Short task:
Within the data that follows, how many lines carry the string "types"? Give the number alone.

Dataset excerpts:
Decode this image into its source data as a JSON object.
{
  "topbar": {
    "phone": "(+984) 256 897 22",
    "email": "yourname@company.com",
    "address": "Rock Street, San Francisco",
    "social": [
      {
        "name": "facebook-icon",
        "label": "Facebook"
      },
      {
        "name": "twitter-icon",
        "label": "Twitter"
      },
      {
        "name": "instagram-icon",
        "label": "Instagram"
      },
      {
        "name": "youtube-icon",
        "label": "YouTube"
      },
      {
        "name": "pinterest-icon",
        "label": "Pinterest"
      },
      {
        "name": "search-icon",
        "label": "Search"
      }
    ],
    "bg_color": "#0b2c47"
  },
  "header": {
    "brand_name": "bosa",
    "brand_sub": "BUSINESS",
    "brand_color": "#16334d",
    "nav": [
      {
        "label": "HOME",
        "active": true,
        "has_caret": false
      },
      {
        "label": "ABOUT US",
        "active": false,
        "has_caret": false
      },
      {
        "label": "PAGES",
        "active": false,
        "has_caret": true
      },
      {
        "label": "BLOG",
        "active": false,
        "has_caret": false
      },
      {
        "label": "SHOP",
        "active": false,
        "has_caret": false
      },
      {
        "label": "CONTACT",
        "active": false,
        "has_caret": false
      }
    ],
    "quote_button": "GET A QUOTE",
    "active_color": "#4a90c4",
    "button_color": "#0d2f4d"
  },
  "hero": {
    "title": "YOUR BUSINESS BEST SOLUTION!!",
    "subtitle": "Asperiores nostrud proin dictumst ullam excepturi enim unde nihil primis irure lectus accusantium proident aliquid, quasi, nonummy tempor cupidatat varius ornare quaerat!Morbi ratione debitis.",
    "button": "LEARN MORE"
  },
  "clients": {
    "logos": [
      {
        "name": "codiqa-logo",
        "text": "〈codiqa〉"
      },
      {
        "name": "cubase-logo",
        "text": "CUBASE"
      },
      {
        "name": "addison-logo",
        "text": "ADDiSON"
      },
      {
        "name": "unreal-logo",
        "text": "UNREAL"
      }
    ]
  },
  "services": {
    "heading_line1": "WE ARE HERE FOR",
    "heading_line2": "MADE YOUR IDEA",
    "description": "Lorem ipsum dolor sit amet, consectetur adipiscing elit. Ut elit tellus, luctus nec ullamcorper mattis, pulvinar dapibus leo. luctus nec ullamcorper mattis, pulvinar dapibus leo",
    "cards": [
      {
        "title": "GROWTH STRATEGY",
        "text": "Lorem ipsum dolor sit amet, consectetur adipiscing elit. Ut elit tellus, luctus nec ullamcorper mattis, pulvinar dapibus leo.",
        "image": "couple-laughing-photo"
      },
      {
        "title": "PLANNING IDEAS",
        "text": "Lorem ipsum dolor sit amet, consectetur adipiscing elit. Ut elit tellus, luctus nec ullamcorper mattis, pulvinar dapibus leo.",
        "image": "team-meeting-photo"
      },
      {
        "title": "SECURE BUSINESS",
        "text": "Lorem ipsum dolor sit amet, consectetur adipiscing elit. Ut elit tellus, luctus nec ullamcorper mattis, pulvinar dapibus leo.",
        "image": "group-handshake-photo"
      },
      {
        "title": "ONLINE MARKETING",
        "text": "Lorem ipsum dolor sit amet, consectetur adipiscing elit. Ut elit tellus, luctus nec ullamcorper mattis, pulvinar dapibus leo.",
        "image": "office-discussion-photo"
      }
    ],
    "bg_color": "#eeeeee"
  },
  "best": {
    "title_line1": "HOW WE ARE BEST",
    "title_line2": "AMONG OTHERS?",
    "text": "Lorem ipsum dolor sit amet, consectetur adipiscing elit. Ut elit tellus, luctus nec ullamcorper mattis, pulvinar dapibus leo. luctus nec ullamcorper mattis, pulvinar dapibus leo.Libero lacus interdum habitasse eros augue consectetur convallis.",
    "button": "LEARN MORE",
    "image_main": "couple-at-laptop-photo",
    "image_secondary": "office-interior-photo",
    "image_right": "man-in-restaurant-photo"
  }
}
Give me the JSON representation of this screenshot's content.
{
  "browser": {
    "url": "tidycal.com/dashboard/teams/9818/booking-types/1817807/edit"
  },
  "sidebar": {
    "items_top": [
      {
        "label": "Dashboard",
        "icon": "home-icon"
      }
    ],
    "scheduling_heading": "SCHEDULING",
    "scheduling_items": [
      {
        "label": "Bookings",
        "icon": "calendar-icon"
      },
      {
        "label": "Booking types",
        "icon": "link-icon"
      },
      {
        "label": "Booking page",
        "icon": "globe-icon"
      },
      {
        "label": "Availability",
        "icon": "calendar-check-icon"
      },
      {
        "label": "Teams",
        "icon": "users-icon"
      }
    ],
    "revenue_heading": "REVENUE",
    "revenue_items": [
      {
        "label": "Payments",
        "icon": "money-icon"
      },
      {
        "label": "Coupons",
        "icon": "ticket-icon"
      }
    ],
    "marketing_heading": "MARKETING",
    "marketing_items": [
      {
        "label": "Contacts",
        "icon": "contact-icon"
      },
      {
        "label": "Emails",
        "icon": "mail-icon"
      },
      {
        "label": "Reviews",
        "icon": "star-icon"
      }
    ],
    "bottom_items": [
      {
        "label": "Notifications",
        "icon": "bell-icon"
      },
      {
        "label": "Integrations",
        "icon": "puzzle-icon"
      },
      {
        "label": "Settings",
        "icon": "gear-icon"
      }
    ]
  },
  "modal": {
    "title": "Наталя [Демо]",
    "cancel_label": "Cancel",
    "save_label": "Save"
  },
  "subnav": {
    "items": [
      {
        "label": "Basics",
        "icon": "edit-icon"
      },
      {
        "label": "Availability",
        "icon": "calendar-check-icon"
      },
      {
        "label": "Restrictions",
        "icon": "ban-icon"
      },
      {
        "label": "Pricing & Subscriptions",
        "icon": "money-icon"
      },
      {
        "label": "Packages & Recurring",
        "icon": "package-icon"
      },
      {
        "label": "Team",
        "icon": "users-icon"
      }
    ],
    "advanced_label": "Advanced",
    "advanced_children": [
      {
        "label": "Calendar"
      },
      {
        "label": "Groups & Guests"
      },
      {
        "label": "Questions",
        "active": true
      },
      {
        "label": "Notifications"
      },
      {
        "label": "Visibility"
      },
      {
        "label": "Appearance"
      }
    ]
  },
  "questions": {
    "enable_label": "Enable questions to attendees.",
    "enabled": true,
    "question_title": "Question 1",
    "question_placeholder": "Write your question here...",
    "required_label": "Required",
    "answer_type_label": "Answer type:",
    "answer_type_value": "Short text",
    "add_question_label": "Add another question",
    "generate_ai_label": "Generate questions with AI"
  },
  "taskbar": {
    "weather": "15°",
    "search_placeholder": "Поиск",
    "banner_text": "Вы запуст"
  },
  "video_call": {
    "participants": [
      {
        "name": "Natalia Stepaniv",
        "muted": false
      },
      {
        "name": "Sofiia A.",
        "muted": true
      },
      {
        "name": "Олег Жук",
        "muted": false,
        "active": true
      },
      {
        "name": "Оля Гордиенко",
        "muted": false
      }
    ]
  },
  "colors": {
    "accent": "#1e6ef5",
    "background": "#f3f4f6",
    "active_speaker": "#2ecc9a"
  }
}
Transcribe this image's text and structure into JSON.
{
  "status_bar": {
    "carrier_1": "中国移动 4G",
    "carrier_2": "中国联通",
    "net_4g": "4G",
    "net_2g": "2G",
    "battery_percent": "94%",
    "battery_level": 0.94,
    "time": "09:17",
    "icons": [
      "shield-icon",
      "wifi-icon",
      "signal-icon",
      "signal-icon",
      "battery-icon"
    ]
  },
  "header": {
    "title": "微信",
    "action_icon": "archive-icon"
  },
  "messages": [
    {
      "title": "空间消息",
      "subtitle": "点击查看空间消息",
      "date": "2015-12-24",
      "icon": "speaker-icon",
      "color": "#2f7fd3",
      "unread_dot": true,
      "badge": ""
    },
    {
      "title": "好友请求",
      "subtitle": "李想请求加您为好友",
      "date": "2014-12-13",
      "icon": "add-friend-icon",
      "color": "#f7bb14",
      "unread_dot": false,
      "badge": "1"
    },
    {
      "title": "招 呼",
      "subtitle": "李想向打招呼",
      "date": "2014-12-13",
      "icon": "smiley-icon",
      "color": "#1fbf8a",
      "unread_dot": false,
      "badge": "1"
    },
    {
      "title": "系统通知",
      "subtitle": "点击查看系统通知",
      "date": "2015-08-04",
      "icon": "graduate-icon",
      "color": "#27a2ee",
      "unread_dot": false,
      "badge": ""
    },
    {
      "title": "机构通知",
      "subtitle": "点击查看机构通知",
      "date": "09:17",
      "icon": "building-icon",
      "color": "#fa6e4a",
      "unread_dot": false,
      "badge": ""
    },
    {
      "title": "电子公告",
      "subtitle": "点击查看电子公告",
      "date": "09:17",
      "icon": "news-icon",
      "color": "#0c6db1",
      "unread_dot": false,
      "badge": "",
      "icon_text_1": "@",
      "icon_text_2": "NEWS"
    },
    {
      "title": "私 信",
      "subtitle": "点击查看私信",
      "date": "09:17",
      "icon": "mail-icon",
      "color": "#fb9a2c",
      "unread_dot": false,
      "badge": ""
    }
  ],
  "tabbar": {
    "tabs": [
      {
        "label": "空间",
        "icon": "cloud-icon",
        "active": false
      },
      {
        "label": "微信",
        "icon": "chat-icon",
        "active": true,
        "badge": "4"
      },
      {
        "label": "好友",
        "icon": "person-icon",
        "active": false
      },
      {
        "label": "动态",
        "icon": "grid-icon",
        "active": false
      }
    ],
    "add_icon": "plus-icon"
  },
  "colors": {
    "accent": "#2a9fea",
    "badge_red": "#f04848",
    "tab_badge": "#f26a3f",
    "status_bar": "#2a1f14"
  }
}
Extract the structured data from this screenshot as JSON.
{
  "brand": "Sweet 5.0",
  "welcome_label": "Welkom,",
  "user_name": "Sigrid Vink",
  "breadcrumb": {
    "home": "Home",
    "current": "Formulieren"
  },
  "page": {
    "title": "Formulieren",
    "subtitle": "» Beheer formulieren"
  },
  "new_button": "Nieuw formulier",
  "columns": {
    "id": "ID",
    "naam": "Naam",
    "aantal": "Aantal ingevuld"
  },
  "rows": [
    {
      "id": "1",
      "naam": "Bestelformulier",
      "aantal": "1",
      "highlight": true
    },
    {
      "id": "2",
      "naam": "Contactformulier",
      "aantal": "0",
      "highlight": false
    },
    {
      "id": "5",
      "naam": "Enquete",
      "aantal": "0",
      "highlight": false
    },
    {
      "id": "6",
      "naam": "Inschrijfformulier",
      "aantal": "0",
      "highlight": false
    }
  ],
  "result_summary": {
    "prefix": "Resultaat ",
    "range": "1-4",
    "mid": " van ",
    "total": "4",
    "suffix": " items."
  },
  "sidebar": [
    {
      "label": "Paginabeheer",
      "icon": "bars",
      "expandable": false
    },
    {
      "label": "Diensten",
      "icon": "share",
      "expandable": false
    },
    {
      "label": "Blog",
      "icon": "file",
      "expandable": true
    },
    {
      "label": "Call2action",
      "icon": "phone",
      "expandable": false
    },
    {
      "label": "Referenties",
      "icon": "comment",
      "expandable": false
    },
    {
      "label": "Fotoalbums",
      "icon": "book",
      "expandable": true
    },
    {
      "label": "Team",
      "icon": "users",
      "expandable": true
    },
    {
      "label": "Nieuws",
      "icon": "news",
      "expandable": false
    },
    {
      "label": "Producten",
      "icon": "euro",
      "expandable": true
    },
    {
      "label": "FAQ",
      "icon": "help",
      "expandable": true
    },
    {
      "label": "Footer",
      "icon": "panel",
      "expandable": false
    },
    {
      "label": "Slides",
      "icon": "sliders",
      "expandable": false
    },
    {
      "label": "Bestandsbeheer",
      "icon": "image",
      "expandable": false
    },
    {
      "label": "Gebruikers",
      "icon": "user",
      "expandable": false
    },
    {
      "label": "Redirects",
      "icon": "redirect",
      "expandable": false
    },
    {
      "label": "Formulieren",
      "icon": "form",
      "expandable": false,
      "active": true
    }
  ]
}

Exercise response:
2